[EXERCISE DESCRIPTION] Transcribe the material exactly. Images do not belong in the copy.

Entries from a visual dataset:
----
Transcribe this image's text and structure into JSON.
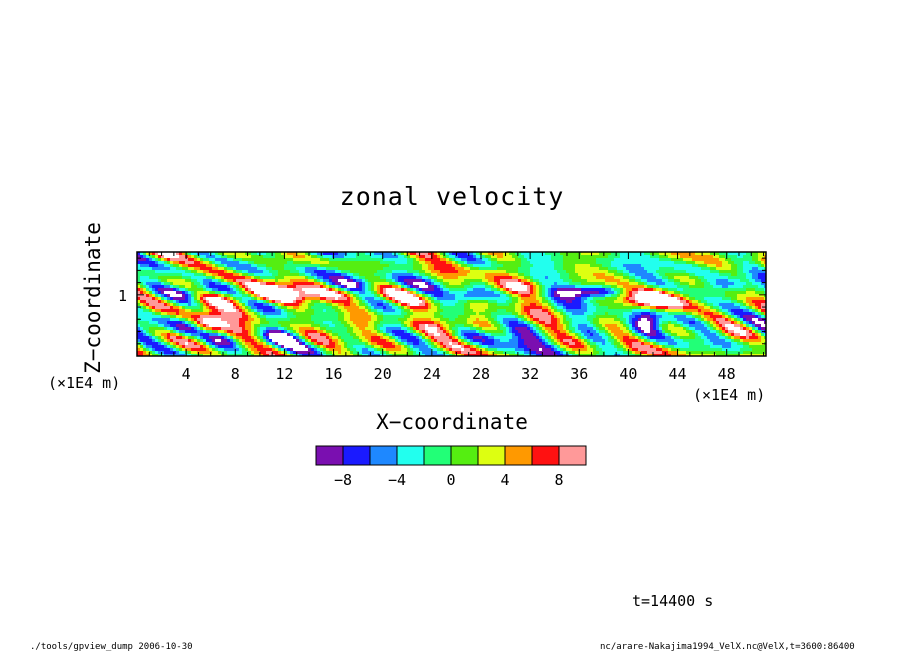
{
  "chart_data": {
    "type": "heatmap",
    "title": "zonal velocity",
    "xlabel": "X−coordinate",
    "ylabel": "Z−coordinate",
    "x_unit": "(×1E4 m)",
    "y_unit": "(×1E4 m)",
    "xlim": [
      0,
      51.2
    ],
    "ylim": [
      0,
      1.7
    ],
    "x_ticks": [
      4,
      8,
      12,
      16,
      20,
      24,
      28,
      32,
      36,
      40,
      44,
      48
    ],
    "y_ticks": [
      1
    ],
    "colorbar": {
      "levels": [
        -10,
        -8,
        -6,
        -4,
        -2,
        0,
        2,
        4,
        6,
        8,
        10
      ],
      "tick_labels": [
        -8,
        -4,
        0,
        4,
        8
      ],
      "colors": [
        "#7a0fb0",
        "#1a1aff",
        "#1e88ff",
        "#22ffee",
        "#22ff77",
        "#55ee11",
        "#ddff11",
        "#ff9900",
        "#ff1111",
        "#ff9999"
      ],
      "below_min_color": "#ffffff",
      "above_max_color": "#ffffff"
    }
  },
  "annotations": {
    "time": "t=14400 s",
    "footer_left": "./tools/gpview_dump  2006-10-30",
    "footer_right": "nc/arare-Nakajima1994_VelX.nc@VelX,t=3600:86400"
  }
}
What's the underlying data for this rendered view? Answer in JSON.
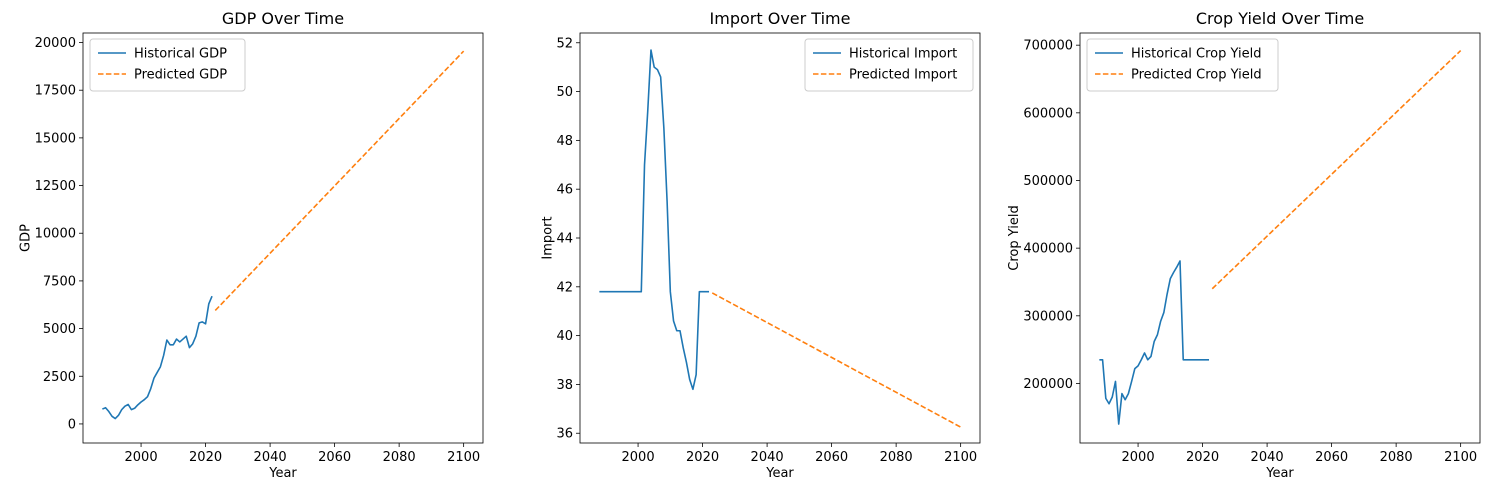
{
  "chart_data": [
    {
      "type": "line",
      "title": "GDP Over Time",
      "xlabel": "Year",
      "ylabel": "GDP",
      "xlim": [
        1982,
        2106
      ],
      "ylim": [
        -1000,
        20500
      ],
      "xticks": [
        "2000",
        "2020",
        "2040",
        "2060",
        "2080",
        "2100"
      ],
      "yticks": [
        "0",
        "2500",
        "5000",
        "7500",
        "10000",
        "12500",
        "15000",
        "17500",
        "20000"
      ],
      "legend_position": "top-left",
      "colors": {
        "historical": "#1f77b4",
        "predicted": "#ff7f0e"
      },
      "series": [
        {
          "name": "Historical GDP",
          "style": "solid",
          "x": [
            1988,
            1989,
            1990,
            1991,
            1992,
            1993,
            1994,
            1995,
            1996,
            1997,
            1998,
            1999,
            2000,
            2001,
            2002,
            2003,
            2004,
            2005,
            2006,
            2007,
            2008,
            2009,
            2010,
            2011,
            2012,
            2013,
            2014,
            2015,
            2016,
            2017,
            2018,
            2019,
            2020,
            2021,
            2022
          ],
          "y": [
            780,
            850,
            650,
            400,
            280,
            450,
            750,
            930,
            1020,
            750,
            820,
            1000,
            1150,
            1270,
            1430,
            1850,
            2400,
            2700,
            3000,
            3600,
            4400,
            4150,
            4150,
            4450,
            4300,
            4450,
            4600,
            4000,
            4200,
            4600,
            5300,
            5350,
            5250,
            6300,
            6700
          ]
        },
        {
          "name": "Predicted GDP",
          "style": "dashed",
          "x": [
            2023,
            2100
          ],
          "y": [
            5950,
            19550
          ]
        }
      ]
    },
    {
      "type": "line",
      "title": "Import Over Time",
      "xlabel": "Year",
      "ylabel": "Import",
      "xlim": [
        1982,
        2106
      ],
      "ylim": [
        35.6,
        52.4
      ],
      "xticks": [
        "2000",
        "2020",
        "2040",
        "2060",
        "2080",
        "2100"
      ],
      "yticks": [
        "36",
        "38",
        "40",
        "42",
        "44",
        "46",
        "48",
        "50",
        "52"
      ],
      "legend_position": "top-right",
      "colors": {
        "historical": "#1f77b4",
        "predicted": "#ff7f0e"
      },
      "series": [
        {
          "name": "Historical Import",
          "style": "solid",
          "x": [
            1988,
            2001,
            2002,
            2003,
            2004,
            2005,
            2006,
            2007,
            2008,
            2009,
            2010,
            2011,
            2012,
            2013,
            2014,
            2015,
            2016,
            2017,
            2018,
            2019,
            2020,
            2021,
            2022
          ],
          "y": [
            41.8,
            41.8,
            47.0,
            49.2,
            51.7,
            51.0,
            50.9,
            50.6,
            48.5,
            45.5,
            41.8,
            40.6,
            40.2,
            40.2,
            39.5,
            38.9,
            38.2,
            37.8,
            38.4,
            41.8,
            41.8,
            41.8,
            41.8
          ]
        },
        {
          "name": "Predicted Import",
          "style": "dashed",
          "x": [
            2023,
            2100
          ],
          "y": [
            41.75,
            36.25
          ]
        }
      ]
    },
    {
      "type": "line",
      "title": "Crop Yield Over Time",
      "xlabel": "Year",
      "ylabel": "Crop Yield",
      "xlim": [
        1982,
        2106
      ],
      "ylim": [
        112000,
        718000
      ],
      "xticks": [
        "2000",
        "2020",
        "2040",
        "2060",
        "2080",
        "2100"
      ],
      "yticks": [
        "200000",
        "300000",
        "400000",
        "500000",
        "600000",
        "700000"
      ],
      "legend_position": "top-left",
      "colors": {
        "historical": "#1f77b4",
        "predicted": "#ff7f0e"
      },
      "series": [
        {
          "name": "Historical Crop Yield",
          "style": "solid",
          "x": [
            1988,
            1989,
            1990,
            1991,
            1992,
            1993,
            1994,
            1995,
            1996,
            1997,
            1998,
            1999,
            2000,
            2001,
            2002,
            2003,
            2004,
            2005,
            2006,
            2007,
            2008,
            2009,
            2010,
            2011,
            2012,
            2013,
            2014,
            2015,
            2016,
            2017,
            2018,
            2019,
            2020,
            2021,
            2022
          ],
          "y": [
            235000,
            235000,
            178000,
            170000,
            180000,
            203000,
            140000,
            185000,
            176000,
            185000,
            203000,
            222000,
            226000,
            235000,
            245000,
            235000,
            240000,
            262000,
            272000,
            292000,
            305000,
            332000,
            355000,
            364000,
            372000,
            381000,
            235000,
            235000,
            235000,
            235000,
            235000,
            235000,
            235000,
            235000,
            235000
          ]
        },
        {
          "name": "Predicted Crop Yield",
          "style": "dashed",
          "x": [
            2023,
            2100
          ],
          "y": [
            340000,
            692000
          ]
        }
      ]
    }
  ]
}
----
[ANSWER BELOW]
Transcribe this image's text and structure into JSON.
{
  "chart_data": {
    "type": "heatmap",
    "title": "zonal velocity",
    "xlabel": "X−coordinate",
    "ylabel": "Z−coordinate",
    "x_unit": "(×1E4 m)",
    "y_unit": "(×1E4 m)",
    "xlim": [
      0,
      51.2
    ],
    "ylim": [
      0,
      1.7
    ],
    "x_ticks": [
      4,
      8,
      12,
      16,
      20,
      24,
      28,
      32,
      36,
      40,
      44,
      48
    ],
    "y_ticks": [
      1
    ],
    "colorbar": {
      "levels": [
        -10,
        -8,
        -6,
        -4,
        -2,
        0,
        2,
        4,
        6,
        8,
        10
      ],
      "tick_labels": [
        -8,
        -4,
        0,
        4,
        8
      ],
      "colors": [
        "#7a0fb0",
        "#1a1aff",
        "#1e88ff",
        "#22ffee",
        "#22ff77",
        "#55ee11",
        "#ddff11",
        "#ff9900",
        "#ff1111",
        "#ff9999"
      ],
      "below_min_color": "#ffffff",
      "above_max_color": "#ffffff"
    }
  },
  "annotations": {
    "time": "t=14400 s",
    "footer_left": "./tools/gpview_dump  2006-10-30",
    "footer_right": "nc/arare-Nakajima1994_VelX.nc@VelX,t=3600:86400"
  }
}
What's the underlying data for this rendered view? Answer in JSON.
{
  "chart_data": [
    {
      "type": "line",
      "title": "GDP Over Time",
      "xlabel": "Year",
      "ylabel": "GDP",
      "xlim": [
        1982,
        2106
      ],
      "ylim": [
        -1000,
        20500
      ],
      "xticks": [
        "2000",
        "2020",
        "2040",
        "2060",
        "2080",
        "2100"
      ],
      "yticks": [
        "0",
        "2500",
        "5000",
        "7500",
        "10000",
        "12500",
        "15000",
        "17500",
        "20000"
      ],
      "legend_position": "top-left",
      "colors": {
        "historical": "#1f77b4",
        "predicted": "#ff7f0e"
      },
      "series": [
        {
          "name": "Historical GDP",
          "style": "solid",
          "x": [
            1988,
            1989,
            1990,
            1991,
            1992,
            1993,
            1994,
            1995,
            1996,
            1997,
            1998,
            1999,
            2000,
            2001,
            2002,
            2003,
            2004,
            2005,
            2006,
            2007,
            2008,
            2009,
            2010,
            2011,
            2012,
            2013,
            2014,
            2015,
            2016,
            2017,
            2018,
            2019,
            2020,
            2021,
            2022
          ],
          "y": [
            780,
            850,
            650,
            400,
            280,
            450,
            750,
            930,
            1020,
            750,
            820,
            1000,
            1150,
            1270,
            1430,
            1850,
            2400,
            2700,
            3000,
            3600,
            4400,
            4150,
            4150,
            4450,
            4300,
            4450,
            4600,
            4000,
            4200,
            4600,
            5300,
            5350,
            5250,
            6300,
            6700
          ]
        },
        {
          "name": "Predicted GDP",
          "style": "dashed",
          "x": [
            2023,
            2100
          ],
          "y": [
            5950,
            19550
          ]
        }
      ]
    },
    {
      "type": "line",
      "title": "Import Over Time",
      "xlabel": "Year",
      "ylabel": "Import",
      "xlim": [
        1982,
        2106
      ],
      "ylim": [
        35.6,
        52.4
      ],
      "xticks": [
        "2000",
        "2020",
        "2040",
        "2060",
        "2080",
        "2100"
      ],
      "yticks": [
        "36",
        "38",
        "40",
        "42",
        "44",
        "46",
        "48",
        "50",
        "52"
      ],
      "legend_position": "top-right",
      "colors": {
        "historical": "#1f77b4",
        "predicted": "#ff7f0e"
      },
      "series": [
        {
          "name": "Historical Import",
          "style": "solid",
          "x": [
            1988,
            2001,
            2002,
            2003,
            2004,
            2005,
            2006,
            2007,
            2008,
            2009,
            2010,
            2011,
            2012,
            2013,
            2014,
            2015,
            2016,
            2017,
            2018,
            2019,
            2020,
            2021,
            2022
          ],
          "y": [
            41.8,
            41.8,
            47.0,
            49.2,
            51.7,
            51.0,
            50.9,
            50.6,
            48.5,
            45.5,
            41.8,
            40.6,
            40.2,
            40.2,
            39.5,
            38.9,
            38.2,
            37.8,
            38.4,
            41.8,
            41.8,
            41.8,
            41.8
          ]
        },
        {
          "name": "Predicted Import",
          "style": "dashed",
          "x": [
            2023,
            2100
          ],
          "y": [
            41.75,
            36.25
          ]
        }
      ]
    },
    {
      "type": "line",
      "title": "Crop Yield Over Time",
      "xlabel": "Year",
      "ylabel": "Crop Yield",
      "xlim": [
        1982,
        2106
      ],
      "ylim": [
        112000,
        718000
      ],
      "xticks": [
        "2000",
        "2020",
        "2040",
        "2060",
        "2080",
        "2100"
      ],
      "yticks": [
        "200000",
        "300000",
        "400000",
        "500000",
        "600000",
        "700000"
      ],
      "legend_position": "top-left",
      "colors": {
        "historical": "#1f77b4",
        "predicted": "#ff7f0e"
      },
      "series": [
        {
          "name": "Historical Crop Yield",
          "style": "solid",
          "x": [
            1988,
            1989,
            1990,
            1991,
            1992,
            1993,
            1994,
            1995,
            1996,
            1997,
            1998,
            1999,
            2000,
            2001,
            2002,
            2003,
            2004,
            2005,
            2006,
            2007,
            2008,
            2009,
            2010,
            2011,
            2012,
            2013,
            2014,
            2015,
            2016,
            2017,
            2018,
            2019,
            2020,
            2021,
            2022
          ],
          "y": [
            235000,
            235000,
            178000,
            170000,
            180000,
            203000,
            140000,
            185000,
            176000,
            185000,
            203000,
            222000,
            226000,
            235000,
            245000,
            235000,
            240000,
            262000,
            272000,
            292000,
            305000,
            332000,
            355000,
            364000,
            372000,
            381000,
            235000,
            235000,
            235000,
            235000,
            235000,
            235000,
            235000,
            235000,
            235000
          ]
        },
        {
          "name": "Predicted Crop Yield",
          "style": "dashed",
          "x": [
            2023,
            2100
          ],
          "y": [
            340000,
            692000
          ]
        }
      ]
    }
  ]
}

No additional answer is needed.